> **Stated goal**
From the entries below, tally how many lines contain "background" and report only that figure.

Dataset records:
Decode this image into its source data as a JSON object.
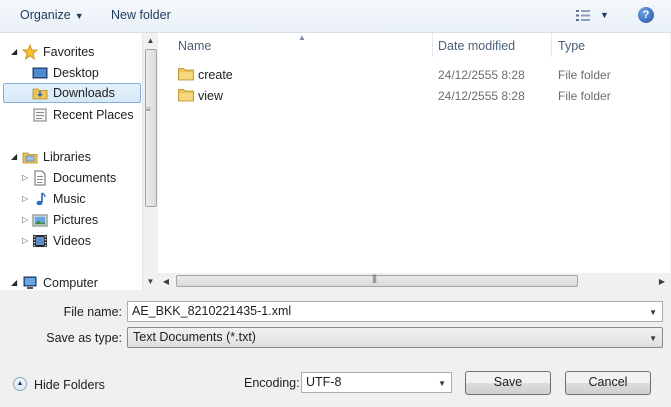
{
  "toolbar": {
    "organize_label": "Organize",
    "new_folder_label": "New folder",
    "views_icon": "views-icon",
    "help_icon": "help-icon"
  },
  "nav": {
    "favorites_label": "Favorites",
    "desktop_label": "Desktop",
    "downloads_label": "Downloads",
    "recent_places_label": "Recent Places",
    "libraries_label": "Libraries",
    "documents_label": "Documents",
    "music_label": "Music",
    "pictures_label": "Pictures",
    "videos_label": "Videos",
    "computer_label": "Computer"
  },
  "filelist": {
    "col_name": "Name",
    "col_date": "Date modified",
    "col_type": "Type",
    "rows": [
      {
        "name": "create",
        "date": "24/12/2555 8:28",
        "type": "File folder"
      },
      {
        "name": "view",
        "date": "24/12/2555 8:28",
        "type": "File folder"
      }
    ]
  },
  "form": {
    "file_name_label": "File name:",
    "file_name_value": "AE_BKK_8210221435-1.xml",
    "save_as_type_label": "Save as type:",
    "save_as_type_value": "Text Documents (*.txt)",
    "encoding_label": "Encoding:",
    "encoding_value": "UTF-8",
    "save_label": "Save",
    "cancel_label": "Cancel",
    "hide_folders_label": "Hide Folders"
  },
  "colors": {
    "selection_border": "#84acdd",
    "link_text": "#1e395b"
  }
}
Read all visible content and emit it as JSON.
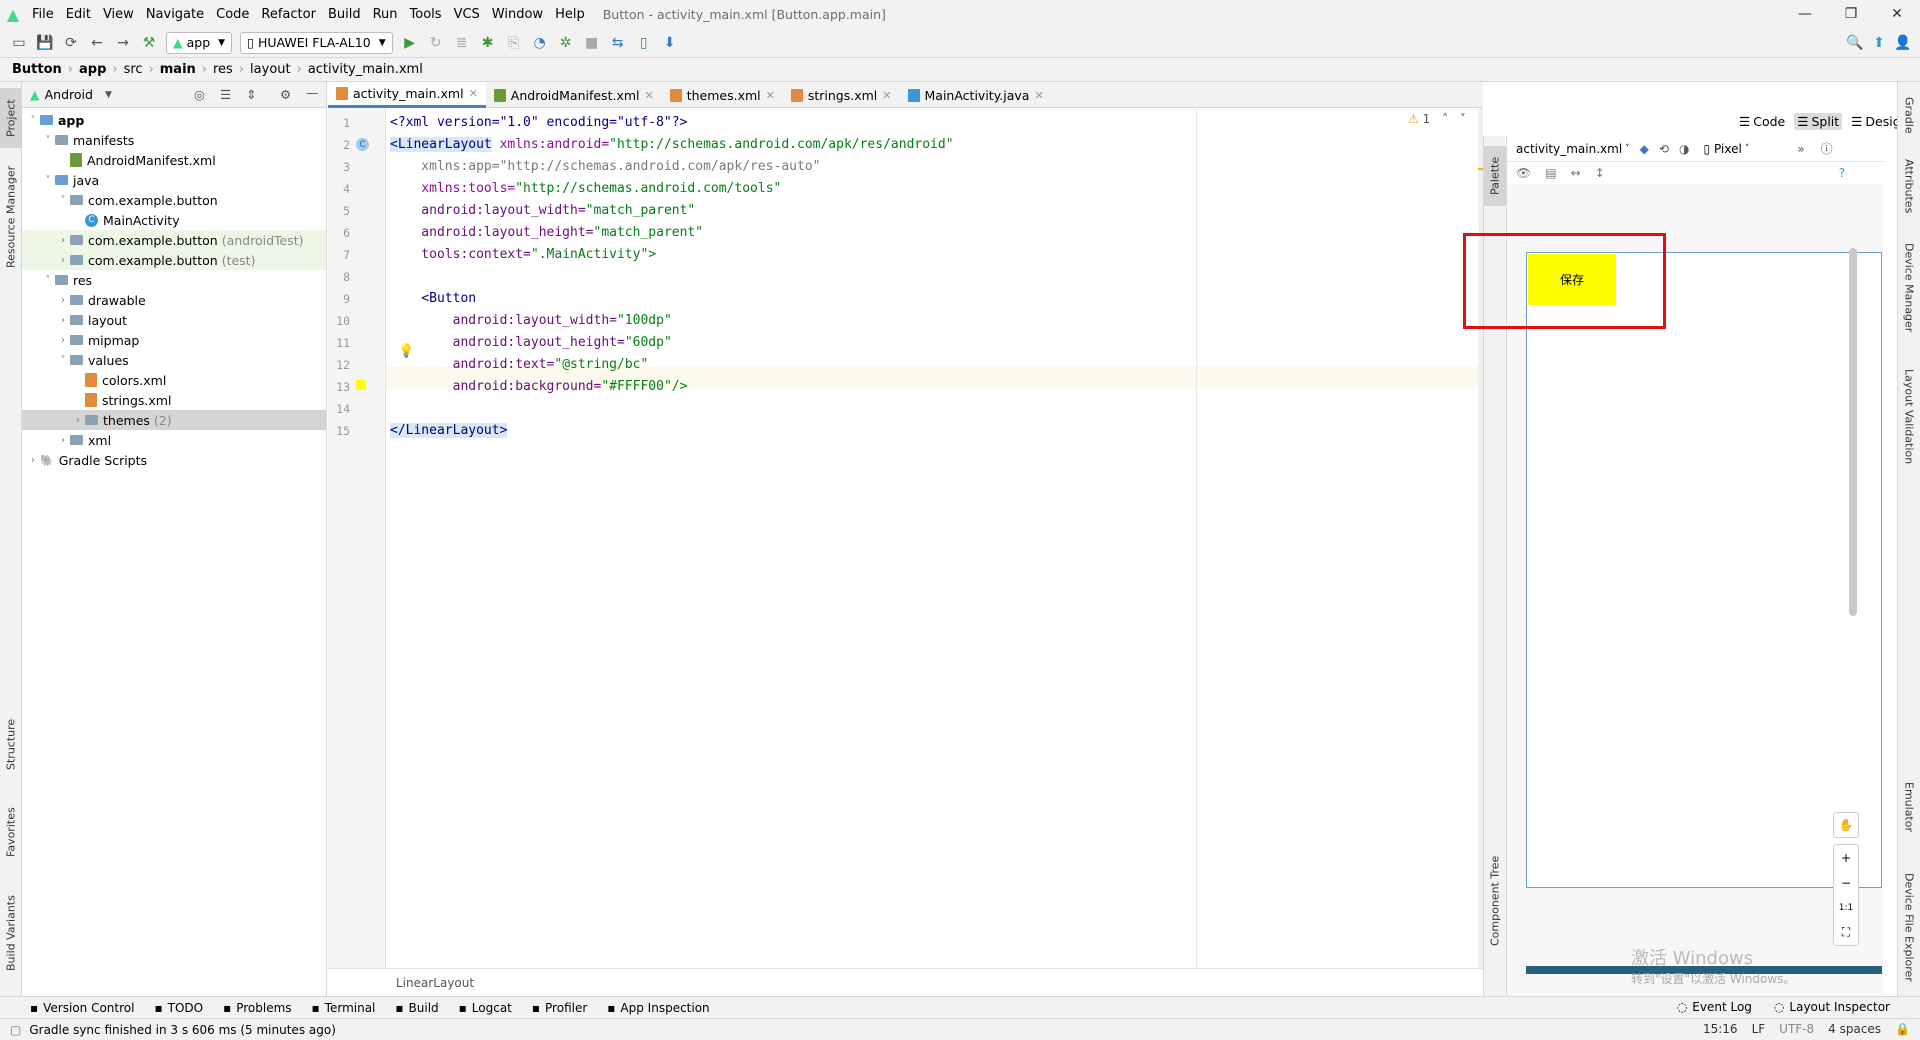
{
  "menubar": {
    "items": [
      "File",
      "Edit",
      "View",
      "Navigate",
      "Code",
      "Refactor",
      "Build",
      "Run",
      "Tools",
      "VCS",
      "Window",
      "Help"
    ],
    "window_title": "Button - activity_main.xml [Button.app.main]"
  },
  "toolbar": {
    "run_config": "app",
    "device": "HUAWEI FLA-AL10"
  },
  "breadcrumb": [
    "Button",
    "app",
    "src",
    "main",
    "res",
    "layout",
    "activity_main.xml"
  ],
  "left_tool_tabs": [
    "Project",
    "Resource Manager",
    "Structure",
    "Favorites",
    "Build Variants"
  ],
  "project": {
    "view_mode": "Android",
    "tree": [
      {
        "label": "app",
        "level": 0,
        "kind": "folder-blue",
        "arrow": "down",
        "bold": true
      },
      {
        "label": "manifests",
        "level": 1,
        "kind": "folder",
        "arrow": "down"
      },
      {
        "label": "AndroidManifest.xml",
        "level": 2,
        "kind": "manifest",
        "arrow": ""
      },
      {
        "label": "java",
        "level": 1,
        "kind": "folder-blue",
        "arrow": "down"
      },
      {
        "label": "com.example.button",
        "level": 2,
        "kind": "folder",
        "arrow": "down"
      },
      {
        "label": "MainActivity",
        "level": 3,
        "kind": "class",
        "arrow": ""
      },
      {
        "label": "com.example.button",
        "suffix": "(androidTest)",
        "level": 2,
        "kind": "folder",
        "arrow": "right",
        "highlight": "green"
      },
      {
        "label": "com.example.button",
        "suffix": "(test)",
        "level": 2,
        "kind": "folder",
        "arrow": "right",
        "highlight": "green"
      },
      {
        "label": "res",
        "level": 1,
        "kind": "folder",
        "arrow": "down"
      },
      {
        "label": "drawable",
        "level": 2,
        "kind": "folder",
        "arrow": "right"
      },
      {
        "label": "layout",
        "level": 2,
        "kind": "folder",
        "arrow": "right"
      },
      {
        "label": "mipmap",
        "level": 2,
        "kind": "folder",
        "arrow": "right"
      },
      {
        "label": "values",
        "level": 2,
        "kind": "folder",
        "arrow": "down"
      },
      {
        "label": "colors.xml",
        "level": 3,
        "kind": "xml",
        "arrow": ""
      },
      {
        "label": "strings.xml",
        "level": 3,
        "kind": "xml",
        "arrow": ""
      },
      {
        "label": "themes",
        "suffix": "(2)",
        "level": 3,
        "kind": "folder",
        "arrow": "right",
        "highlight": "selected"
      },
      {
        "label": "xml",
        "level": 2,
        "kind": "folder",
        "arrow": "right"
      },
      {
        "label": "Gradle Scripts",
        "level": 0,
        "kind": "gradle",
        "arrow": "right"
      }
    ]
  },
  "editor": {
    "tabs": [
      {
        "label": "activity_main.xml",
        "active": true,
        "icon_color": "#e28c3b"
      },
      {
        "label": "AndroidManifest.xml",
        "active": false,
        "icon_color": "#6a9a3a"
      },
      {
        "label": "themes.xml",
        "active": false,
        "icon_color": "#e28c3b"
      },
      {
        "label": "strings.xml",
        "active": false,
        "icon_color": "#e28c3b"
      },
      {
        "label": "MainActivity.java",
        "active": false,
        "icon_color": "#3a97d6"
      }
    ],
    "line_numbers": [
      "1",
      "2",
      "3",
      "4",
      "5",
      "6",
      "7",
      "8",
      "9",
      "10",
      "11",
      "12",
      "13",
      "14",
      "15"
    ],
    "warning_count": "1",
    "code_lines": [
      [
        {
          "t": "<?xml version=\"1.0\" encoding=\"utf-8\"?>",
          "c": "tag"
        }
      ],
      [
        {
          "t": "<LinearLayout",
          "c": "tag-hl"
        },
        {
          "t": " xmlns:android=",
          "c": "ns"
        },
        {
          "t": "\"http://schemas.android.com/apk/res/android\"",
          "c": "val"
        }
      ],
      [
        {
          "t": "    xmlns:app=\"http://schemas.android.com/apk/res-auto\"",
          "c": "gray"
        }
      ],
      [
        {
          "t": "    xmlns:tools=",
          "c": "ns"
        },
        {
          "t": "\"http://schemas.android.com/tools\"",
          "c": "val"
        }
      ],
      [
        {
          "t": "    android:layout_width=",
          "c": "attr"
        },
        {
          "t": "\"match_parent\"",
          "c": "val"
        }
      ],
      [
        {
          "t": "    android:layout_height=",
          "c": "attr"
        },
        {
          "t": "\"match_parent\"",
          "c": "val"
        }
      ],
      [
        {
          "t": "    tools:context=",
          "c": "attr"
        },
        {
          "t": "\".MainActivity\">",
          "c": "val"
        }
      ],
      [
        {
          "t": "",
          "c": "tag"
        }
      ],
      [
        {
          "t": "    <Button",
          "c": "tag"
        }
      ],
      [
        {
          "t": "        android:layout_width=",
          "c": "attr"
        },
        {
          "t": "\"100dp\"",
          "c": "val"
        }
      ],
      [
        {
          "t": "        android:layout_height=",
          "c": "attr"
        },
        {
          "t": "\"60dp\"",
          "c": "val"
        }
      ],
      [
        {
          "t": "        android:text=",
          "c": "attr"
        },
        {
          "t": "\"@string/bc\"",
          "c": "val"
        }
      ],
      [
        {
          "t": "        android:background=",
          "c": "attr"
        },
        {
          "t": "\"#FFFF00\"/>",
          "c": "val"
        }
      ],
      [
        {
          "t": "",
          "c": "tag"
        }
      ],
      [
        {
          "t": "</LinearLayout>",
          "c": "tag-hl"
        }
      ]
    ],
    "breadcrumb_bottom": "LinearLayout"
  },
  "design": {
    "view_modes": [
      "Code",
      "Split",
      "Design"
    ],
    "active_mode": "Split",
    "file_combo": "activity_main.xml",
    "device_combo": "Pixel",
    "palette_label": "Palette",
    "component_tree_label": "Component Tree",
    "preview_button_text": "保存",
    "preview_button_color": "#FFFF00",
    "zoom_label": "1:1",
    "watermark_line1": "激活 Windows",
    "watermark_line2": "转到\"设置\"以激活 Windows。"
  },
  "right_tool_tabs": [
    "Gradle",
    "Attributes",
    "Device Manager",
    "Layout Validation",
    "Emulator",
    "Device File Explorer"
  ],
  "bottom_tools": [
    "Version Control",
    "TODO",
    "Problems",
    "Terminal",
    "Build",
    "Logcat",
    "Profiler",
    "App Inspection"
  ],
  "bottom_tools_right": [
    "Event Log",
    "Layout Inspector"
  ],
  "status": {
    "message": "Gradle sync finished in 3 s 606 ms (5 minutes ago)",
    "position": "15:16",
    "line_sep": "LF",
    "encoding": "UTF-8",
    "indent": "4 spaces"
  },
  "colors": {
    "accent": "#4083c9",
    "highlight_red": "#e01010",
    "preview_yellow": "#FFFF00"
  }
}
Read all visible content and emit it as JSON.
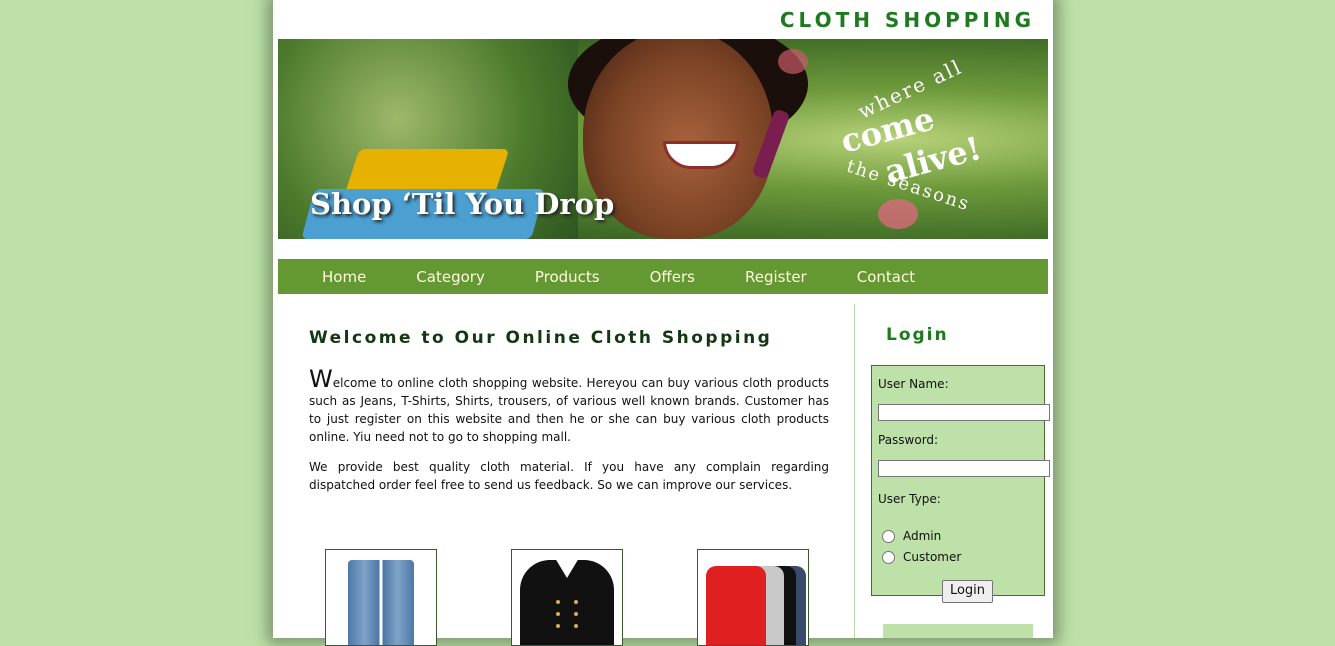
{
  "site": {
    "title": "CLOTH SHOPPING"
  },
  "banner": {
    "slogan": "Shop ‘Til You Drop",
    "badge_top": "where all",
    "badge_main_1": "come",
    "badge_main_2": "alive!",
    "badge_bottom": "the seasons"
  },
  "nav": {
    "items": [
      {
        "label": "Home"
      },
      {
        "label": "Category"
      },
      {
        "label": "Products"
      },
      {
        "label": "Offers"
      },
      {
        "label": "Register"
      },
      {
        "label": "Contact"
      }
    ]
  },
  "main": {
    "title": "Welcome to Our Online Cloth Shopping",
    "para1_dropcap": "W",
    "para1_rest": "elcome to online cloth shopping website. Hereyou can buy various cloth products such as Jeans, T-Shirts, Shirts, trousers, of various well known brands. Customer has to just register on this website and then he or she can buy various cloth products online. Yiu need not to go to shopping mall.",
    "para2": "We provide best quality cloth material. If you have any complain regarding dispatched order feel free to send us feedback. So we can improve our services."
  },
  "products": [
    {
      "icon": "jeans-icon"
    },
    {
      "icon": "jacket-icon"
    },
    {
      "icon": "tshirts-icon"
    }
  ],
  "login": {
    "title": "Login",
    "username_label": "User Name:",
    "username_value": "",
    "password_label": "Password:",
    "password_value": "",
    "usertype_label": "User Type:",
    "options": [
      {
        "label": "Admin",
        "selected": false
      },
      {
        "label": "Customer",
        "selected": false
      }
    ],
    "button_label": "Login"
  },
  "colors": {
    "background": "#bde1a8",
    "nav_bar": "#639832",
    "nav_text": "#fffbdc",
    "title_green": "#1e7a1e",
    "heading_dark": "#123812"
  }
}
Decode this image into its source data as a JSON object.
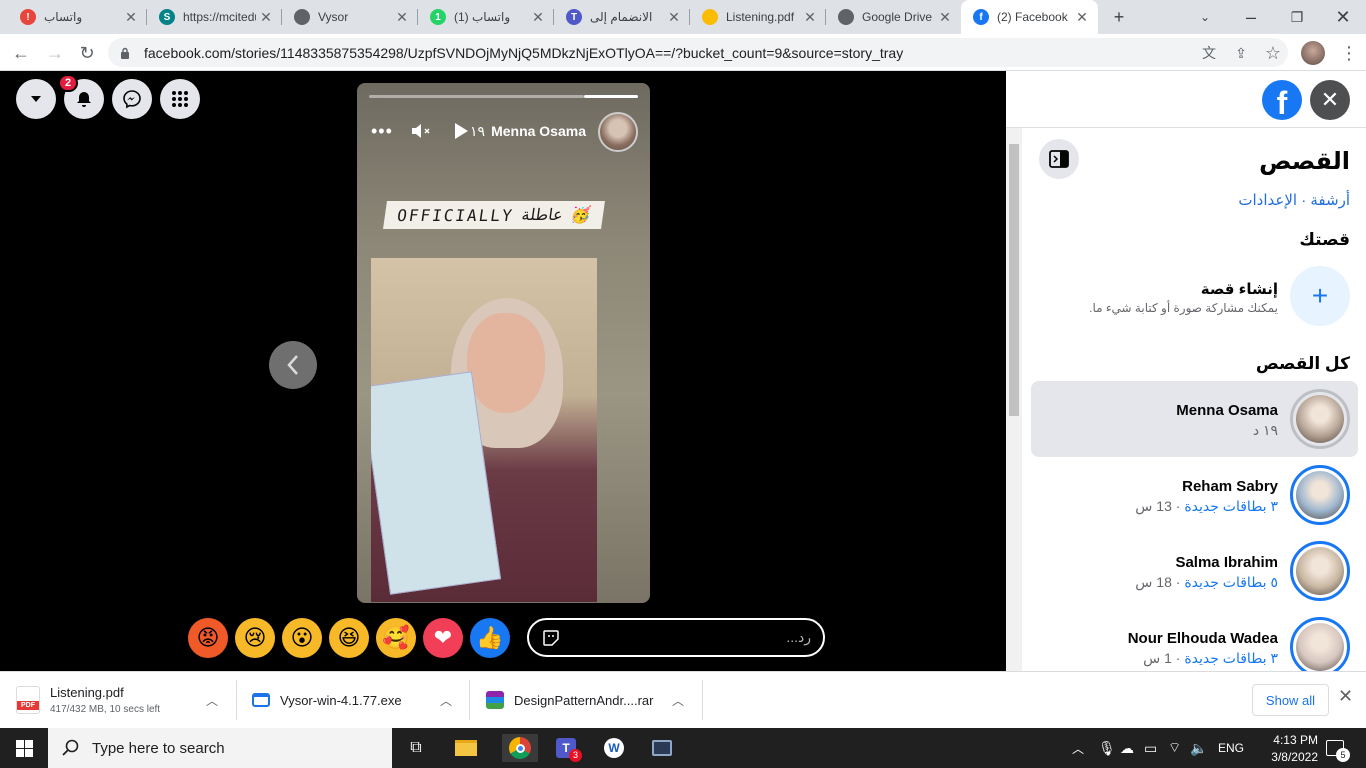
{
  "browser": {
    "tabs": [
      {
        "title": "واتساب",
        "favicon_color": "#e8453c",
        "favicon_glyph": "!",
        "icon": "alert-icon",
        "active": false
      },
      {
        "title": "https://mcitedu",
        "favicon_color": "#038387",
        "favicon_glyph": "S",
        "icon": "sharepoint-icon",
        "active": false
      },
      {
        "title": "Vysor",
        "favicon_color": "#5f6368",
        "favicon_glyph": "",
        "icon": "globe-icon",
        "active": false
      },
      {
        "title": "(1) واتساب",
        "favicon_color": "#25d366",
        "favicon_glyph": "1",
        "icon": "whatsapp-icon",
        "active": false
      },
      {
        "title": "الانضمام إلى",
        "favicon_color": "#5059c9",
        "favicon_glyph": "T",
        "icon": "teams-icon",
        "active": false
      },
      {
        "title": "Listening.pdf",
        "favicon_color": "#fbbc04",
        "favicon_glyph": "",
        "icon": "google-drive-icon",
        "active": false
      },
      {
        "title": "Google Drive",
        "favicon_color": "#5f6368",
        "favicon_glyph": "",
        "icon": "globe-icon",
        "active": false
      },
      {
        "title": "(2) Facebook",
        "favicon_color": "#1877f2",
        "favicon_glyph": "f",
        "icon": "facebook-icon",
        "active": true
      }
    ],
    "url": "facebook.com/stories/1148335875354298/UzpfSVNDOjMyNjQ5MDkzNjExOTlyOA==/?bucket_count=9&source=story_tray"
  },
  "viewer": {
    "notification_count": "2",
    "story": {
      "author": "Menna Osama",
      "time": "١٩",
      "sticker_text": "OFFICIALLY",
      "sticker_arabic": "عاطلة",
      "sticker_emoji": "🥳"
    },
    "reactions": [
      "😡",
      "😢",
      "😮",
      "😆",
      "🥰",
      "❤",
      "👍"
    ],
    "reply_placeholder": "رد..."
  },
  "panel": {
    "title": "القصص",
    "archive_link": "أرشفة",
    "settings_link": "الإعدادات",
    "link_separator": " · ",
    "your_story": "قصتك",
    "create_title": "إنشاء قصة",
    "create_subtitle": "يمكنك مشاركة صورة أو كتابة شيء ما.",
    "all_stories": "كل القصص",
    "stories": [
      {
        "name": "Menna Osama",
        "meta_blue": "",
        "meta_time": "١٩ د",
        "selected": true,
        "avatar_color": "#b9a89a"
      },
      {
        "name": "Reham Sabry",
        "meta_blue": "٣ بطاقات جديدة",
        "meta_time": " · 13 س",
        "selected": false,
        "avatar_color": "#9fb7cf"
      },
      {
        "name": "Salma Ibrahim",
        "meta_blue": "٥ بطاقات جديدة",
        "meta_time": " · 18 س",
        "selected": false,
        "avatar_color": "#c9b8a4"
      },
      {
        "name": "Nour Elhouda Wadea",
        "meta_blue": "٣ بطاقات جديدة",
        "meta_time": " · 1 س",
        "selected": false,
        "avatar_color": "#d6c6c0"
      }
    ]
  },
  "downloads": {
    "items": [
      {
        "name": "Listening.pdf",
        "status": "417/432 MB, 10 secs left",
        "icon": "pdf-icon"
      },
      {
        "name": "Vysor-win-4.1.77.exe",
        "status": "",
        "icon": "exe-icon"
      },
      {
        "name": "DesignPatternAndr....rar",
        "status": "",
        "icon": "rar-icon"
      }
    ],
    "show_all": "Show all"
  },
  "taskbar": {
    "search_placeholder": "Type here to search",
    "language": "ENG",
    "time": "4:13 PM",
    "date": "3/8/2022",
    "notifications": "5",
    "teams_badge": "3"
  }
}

> **Response to the task**
2